Saved entries
++++++++++
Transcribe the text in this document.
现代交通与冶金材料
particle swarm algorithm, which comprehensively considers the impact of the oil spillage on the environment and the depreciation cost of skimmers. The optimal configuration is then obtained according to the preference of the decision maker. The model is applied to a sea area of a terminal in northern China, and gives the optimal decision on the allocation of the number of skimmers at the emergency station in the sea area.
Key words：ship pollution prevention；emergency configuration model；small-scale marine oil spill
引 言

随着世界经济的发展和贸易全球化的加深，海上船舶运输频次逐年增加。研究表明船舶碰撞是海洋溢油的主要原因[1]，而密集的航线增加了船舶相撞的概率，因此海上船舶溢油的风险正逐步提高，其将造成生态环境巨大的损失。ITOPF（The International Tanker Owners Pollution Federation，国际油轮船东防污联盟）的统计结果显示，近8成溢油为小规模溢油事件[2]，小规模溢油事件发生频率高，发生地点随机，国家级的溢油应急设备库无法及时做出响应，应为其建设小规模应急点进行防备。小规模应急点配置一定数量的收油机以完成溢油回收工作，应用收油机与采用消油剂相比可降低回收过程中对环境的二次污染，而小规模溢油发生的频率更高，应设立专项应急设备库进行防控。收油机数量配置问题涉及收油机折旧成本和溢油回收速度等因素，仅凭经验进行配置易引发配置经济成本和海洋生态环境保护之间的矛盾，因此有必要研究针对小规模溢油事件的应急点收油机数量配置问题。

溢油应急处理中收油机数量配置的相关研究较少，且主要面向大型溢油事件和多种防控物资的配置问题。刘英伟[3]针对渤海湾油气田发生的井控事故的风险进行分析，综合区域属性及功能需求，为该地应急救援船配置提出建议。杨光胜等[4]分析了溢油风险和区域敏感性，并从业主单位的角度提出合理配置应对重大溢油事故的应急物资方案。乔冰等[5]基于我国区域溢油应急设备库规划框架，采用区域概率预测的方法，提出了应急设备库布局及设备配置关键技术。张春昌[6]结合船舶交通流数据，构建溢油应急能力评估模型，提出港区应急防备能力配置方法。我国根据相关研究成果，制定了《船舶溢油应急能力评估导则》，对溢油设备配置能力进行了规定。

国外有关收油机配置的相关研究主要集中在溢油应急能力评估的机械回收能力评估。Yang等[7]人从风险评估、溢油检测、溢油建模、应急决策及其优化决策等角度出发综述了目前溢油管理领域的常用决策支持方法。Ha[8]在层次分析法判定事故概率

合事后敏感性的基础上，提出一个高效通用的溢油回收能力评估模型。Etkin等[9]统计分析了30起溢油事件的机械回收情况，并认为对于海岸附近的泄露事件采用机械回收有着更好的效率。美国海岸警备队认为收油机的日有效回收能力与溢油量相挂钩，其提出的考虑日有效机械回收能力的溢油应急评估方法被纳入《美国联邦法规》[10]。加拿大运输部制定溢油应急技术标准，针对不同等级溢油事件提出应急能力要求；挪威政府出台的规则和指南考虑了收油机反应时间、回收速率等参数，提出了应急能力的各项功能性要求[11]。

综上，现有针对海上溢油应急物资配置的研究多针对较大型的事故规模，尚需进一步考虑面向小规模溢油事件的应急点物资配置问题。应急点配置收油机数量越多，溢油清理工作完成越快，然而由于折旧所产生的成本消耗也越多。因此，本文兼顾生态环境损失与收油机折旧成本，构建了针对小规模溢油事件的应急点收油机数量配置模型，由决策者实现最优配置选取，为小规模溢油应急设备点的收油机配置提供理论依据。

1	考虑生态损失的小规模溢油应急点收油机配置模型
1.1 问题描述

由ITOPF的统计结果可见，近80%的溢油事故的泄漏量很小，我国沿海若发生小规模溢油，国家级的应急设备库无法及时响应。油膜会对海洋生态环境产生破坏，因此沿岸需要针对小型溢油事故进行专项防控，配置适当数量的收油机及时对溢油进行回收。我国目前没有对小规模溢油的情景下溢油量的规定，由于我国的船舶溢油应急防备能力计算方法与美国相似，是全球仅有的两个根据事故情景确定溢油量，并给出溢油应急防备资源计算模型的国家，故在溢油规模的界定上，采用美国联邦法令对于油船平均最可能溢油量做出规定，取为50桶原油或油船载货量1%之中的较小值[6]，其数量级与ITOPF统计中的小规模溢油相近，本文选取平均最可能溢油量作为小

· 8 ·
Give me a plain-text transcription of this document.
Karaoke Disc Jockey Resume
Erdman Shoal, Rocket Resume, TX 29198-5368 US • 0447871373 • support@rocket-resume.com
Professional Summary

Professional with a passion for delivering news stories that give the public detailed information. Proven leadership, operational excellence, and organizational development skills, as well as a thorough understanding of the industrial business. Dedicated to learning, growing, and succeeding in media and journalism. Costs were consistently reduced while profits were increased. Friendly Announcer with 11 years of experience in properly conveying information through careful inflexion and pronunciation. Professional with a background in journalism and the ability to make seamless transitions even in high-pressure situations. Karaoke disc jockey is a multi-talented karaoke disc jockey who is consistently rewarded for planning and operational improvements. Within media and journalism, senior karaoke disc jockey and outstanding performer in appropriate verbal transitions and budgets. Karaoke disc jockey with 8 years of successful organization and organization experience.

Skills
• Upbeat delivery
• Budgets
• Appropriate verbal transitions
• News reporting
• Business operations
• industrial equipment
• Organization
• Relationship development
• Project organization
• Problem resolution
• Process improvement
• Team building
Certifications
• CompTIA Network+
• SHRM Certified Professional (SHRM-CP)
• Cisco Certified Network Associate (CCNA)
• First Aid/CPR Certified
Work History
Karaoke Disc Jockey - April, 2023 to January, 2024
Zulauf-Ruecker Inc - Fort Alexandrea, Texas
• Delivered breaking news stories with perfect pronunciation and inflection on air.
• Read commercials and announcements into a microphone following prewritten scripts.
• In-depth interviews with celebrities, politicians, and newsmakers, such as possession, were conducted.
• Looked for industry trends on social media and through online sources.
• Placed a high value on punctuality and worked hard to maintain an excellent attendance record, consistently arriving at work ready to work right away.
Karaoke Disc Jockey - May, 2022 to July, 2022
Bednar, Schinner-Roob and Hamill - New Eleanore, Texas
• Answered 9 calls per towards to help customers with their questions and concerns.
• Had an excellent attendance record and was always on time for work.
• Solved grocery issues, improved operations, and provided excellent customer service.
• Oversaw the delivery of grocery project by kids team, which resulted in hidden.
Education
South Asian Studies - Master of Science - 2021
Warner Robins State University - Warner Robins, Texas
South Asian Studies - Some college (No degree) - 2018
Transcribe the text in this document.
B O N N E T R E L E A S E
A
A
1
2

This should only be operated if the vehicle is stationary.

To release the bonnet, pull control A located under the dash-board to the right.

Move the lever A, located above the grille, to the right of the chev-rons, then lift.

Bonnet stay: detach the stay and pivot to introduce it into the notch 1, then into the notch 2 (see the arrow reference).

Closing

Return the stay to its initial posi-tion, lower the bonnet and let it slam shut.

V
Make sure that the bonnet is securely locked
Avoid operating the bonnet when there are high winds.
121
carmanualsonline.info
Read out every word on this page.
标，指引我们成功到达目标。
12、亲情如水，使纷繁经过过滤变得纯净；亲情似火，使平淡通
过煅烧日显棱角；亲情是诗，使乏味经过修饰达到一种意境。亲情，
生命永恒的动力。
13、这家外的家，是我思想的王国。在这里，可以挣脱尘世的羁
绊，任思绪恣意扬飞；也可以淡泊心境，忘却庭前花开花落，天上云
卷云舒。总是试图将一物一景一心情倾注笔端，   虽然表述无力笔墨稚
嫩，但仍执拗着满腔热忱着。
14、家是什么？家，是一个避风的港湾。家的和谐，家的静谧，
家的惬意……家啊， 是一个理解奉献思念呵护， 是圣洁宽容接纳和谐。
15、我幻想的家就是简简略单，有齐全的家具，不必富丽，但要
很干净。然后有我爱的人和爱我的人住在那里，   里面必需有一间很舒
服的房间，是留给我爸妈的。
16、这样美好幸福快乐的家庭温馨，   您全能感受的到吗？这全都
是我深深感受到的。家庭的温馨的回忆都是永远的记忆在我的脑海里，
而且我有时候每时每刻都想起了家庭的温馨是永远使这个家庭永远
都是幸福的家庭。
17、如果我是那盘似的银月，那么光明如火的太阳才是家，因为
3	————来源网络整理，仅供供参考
++++++++++
Repeat word for word every line from the one that holds "Read out every word on this page." to the end. Both ends count.

*Answer to this exercise*:
Read out every word on this page.
标，指引我们成功到达目标。
12、亲情如水，使纷繁经过过滤变得纯净；亲情似火，使平淡通
过煅烧日显棱角；亲情是诗，使乏味经过修饰达到一种意境。亲情，
生命永恒的动力。
13、这家外的家，是我思想的王国。在这里，可以挣脱尘世的羁
绊，任思绪恣意扬飞；也可以淡泊心境，忘却庭前花开花落，天上云
卷云舒。总是试图将一物一景一心情倾注笔端，   虽然表述无力笔墨稚
嫩，但仍执拗着满腔热忱着。
14、家是什么？家，是一个避风的港湾。家的和谐，家的静谧，
家的惬意……家啊， 是一个理解奉献思念呵护， 是圣洁宽容接纳和谐。
15、我幻想的家就是简简略单，有齐全的家具，不必富丽，但要
很干净。然后有我爱的人和爱我的人住在那里，   里面必需有一间很舒
服的房间，是留给我爸妈的。
16、这样美好幸福快乐的家庭温馨，   您全能感受的到吗？这全都
是我深深感受到的。家庭的温馨的回忆都是永远的记忆在我的脑海里，
而且我有时候每时每刻都想起了家庭的温馨是永远使这个家庭永远
都是幸福的家庭。
17、如果我是那盘似的银月，那么光明如火的太阳才是家，因为
3	————来源网络整理，仅供供参考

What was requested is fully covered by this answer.